■ **Material provided**:
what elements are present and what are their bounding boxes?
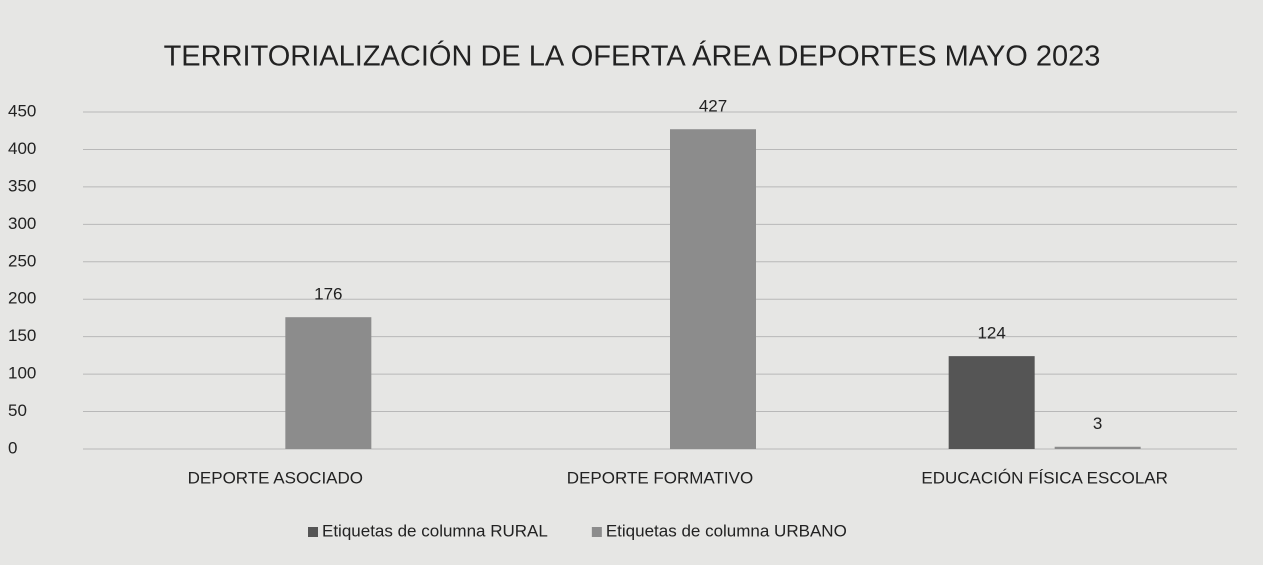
legend-label: Etiquetas de columna RURAL (322, 521, 548, 540)
legend-swatch (591, 527, 602, 537)
x-tick-label: EDUCACIÓN FÍSICA ESCOLAR (921, 468, 1168, 487)
y-tick-label: 450 (8, 101, 36, 120)
y-tick-label: 300 (8, 214, 36, 233)
value-label: 176 (314, 285, 342, 304)
legend-swatch (308, 527, 318, 537)
bar (1054, 446, 1141, 449)
y-tick-label: 250 (8, 251, 36, 270)
legend-label: Etiquetas de columna URBANO (606, 521, 847, 540)
y-tick-label: 50 (8, 401, 27, 420)
bar (670, 129, 756, 450)
bar (948, 356, 1035, 449)
value-label: 124 (977, 324, 1005, 343)
y-tick-label: 150 (8, 326, 36, 345)
y-tick-label: 0 (8, 438, 17, 457)
value-label: 427 (699, 97, 727, 116)
y-tick-label: 350 (8, 176, 36, 195)
x-tick-label: DEPORTE ASOCIADO (188, 468, 363, 487)
chart-title: TERRITORIALIZACIÓN DE LA OFERTA ÁREA DEP… (164, 40, 1101, 73)
x-tick-label: DEPORTE FORMATIVO (567, 468, 753, 487)
y-tick-label: 200 (8, 289, 36, 308)
y-tick-label: 100 (8, 364, 36, 383)
y-tick-label: 400 (8, 139, 36, 158)
bar (285, 317, 372, 449)
value-label: 3 (1093, 414, 1102, 433)
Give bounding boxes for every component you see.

■ **Challenge**: Copy every line of the items above word for word, leaving out the pictures.

■ **Answer to the exercise**:
what elements are present and what are their bounding boxes?
legend-label: Etiquetas de columna RURAL (322, 521, 548, 540)
legend-swatch (591, 527, 602, 537)
x-tick-label: EDUCACIÓN FÍSICA ESCOLAR (921, 468, 1168, 487)
y-tick-label: 450 (8, 101, 36, 120)
y-tick-label: 300 (8, 214, 36, 233)
value-label: 176 (314, 285, 342, 304)
legend-swatch (308, 527, 318, 537)
bar (1054, 446, 1141, 449)
y-tick-label: 250 (8, 251, 36, 270)
legend-label: Etiquetas de columna URBANO (606, 521, 847, 540)
y-tick-label: 50 (8, 401, 27, 420)
bar (670, 129, 756, 450)
bar (948, 356, 1035, 449)
value-label: 124 (977, 324, 1005, 343)
y-tick-label: 150 (8, 326, 36, 345)
y-tick-label: 0 (8, 438, 17, 457)
value-label: 427 (699, 97, 727, 116)
y-tick-label: 350 (8, 176, 36, 195)
x-tick-label: DEPORTE ASOCIADO (188, 468, 363, 487)
chart-title: TERRITORIALIZACIÓN DE LA OFERTA ÁREA DEP… (164, 40, 1101, 73)
x-tick-label: DEPORTE FORMATIVO (567, 468, 753, 487)
y-tick-label: 200 (8, 289, 36, 308)
y-tick-label: 100 (8, 364, 36, 383)
y-tick-label: 400 (8, 139, 36, 158)
bar (285, 317, 372, 449)
value-label: 3 (1093, 414, 1102, 433)
Give bounding boxes for every component you see.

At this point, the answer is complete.